** begin SOURCE EXCERPT **

Volume 28 Issue 3, 2013

Preparedness and vulnerability: an issue of equity in Australian disaster situations

Helen Boon

Peer-reviewed Article


The character and severity of impacts from natural disasters depends not only on the particular disaster but also on exposure and vulnerability. This study examined preparedness for a natural disaster and financial capacity in four regional Australian communities which had experienced climate extremes: Innisfail (cyclone) and Ingham (flood) in Queensland and Beechworth (fire) and Bendigo (drought) in Victoria. The study employed a quantitative design using a survey (1008 respondents) across the four communities as well as demographic statistics about each community. The key findings showed that preparedness was primarily linked to an individual's financial capacity (defined by their capacity to meet the costs of the event) and their insurance cover for the event's damage. It is clear therefore that there are critical issues of equity when examining preparedness for disaster.



Disasters cause significant loss of life, damage and hardship across one or more strata of society. The impact of a disaster depends not only on the type of disaster itself but also on the exposure and vulnerability of the individuals and communities involved. Disasters do not eliminate pre-existing systems of social stratification. Inequalities expressed through levels of wealth and education, disability, age and gender, among others, may differentially expose and render vulnerable individuals or communities to natural disasters (Fothergill & Peek 2004). Blaikie et al. (1994) provide an authoritative definition of vulnerability in the context of natural disasters:

‘The characteristics of a person or group in terms of their capacity to anticipate, cope with, resist and recover from the impacts of a natural hazard. [Vulnerability] involves a combination of factors that determine the degree to which someone’s life and livelihood are put at risk.’ Blaikie et al. (1994, pp. 8-9)

Research literature on vulnerability is diverse, addressing a variety of hazards and attributes of social vulnerability (Zahran et al. 2008), including gender (Neumayer & Plumper 2007; Morrow 1997), race and ethnicity (Fothergill et al. 1999; Peacock & Girard 1997) and measures of economic status such as income and poverty (Fothergill & Peek 2004; Vaughan 1995). In their review of 160 studies of disaster victims Norris et al. (2002) found that lower socio-economic status has been consistently associated with greater post-disaster hardship. The poor have been more vulnerable to natural disasters, suffering significant disaster losses with limited access to public and private recovery assets, both in the developed and developing world (Blaikie et al. 1994; Gladwin &Peacock 1997).

Of particular interest is how financial capacity intersects with disaster preparedness. Preparedness refers to activities undertaken before a disaster event to reduce its expected ramifications (Zahran et al. 2008). It is perhaps self-evident that disaster preparedness is critical to recovery and resilience (Cutter et al. 2008; Godschalk 2003). In Australia responsibility for disaster preparedness is distributed across the different actors in the community: individuals and families, local governments, non-governmental organisations (NGOs) and emergency services providers. As it is beyond the capacity of most institutional bodies to undertake preparedness actions on a household level, individuals and families are encouraged to take shared responsibility for preparing their homes prior to a disaster.

** end SOURCE EXCERPT **
** begin DATASET ROWS **

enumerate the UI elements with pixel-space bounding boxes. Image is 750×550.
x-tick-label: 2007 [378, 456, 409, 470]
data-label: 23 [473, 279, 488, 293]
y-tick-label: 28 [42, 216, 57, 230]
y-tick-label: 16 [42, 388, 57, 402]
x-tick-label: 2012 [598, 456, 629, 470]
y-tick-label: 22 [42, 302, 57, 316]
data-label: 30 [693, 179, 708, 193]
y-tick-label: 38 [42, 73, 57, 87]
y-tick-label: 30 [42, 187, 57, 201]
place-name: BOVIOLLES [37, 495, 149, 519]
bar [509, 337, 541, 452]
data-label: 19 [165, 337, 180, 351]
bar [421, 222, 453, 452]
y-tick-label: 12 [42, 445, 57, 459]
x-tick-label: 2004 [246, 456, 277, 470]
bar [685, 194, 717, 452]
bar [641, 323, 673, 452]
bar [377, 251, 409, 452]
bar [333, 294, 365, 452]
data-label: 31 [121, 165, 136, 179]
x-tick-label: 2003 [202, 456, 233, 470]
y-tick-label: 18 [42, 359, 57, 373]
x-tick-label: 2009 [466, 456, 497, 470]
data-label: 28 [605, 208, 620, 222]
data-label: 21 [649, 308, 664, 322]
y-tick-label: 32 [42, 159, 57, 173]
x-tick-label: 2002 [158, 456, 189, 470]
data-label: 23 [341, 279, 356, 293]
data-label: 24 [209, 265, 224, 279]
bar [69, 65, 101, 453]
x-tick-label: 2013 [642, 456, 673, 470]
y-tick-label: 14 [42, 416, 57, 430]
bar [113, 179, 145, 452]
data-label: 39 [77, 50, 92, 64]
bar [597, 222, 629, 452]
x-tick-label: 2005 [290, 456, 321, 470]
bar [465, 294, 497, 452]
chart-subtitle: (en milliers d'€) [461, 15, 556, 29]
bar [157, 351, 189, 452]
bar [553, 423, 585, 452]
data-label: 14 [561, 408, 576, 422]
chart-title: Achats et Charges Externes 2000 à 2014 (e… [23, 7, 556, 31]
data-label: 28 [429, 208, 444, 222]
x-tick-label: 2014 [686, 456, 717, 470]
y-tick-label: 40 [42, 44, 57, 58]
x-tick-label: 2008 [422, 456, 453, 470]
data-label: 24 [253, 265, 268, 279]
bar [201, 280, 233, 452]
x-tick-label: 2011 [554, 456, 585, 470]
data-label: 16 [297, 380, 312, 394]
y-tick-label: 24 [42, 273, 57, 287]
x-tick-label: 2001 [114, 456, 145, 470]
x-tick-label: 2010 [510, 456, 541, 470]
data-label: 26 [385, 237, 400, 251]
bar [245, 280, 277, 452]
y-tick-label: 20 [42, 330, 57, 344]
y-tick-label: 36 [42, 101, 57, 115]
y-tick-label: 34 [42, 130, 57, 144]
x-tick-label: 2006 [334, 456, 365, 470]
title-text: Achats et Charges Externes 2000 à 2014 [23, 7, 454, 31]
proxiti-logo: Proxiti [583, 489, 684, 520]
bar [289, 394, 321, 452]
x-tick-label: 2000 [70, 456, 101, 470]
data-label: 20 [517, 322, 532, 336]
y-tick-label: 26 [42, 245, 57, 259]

** end DATASET ROWS **

* [TASKS TO PERFORM]
(A) Transcribe the stretch of the disaster preparedness article from "Research literature on" through "Gladwin &Peacock 1997).".
(B) Show every line in the records that contains the string "Externes".

* [COMPLETE ANSWERS]
(A)
Research literature on vulnerability is diverse, addressing a variety of hazards and attributes of social vulnerability (Zahran et al. 2008), including gender (Neumayer & Plumper 2007; Morrow 1997), race and ethnicity (Fothergill et al. 1999; Peacock & Girard 1997) and measures of economic status such as income and poverty (Fothergill & Peek 2004; Vaughan 1995). In their review of 160 studies of disaster victims Norris et al. (2002) found that lower socio-economic status has been consistently associated with greater post-disaster hardship. The poor have been more vulnerable to natural disasters, suffering significant disaster losses with limited access to public and private recovery assets, both in the developed and developing world (Blaikie et al. 1994; Gladwin &Peacock 1997).

(B)
chart-title: Achats et Charges Externes 2000 à 2014 (e… [23, 7, 556, 31]
title-text: Achats et Charges Externes 2000 à 2014 [23, 7, 454, 31]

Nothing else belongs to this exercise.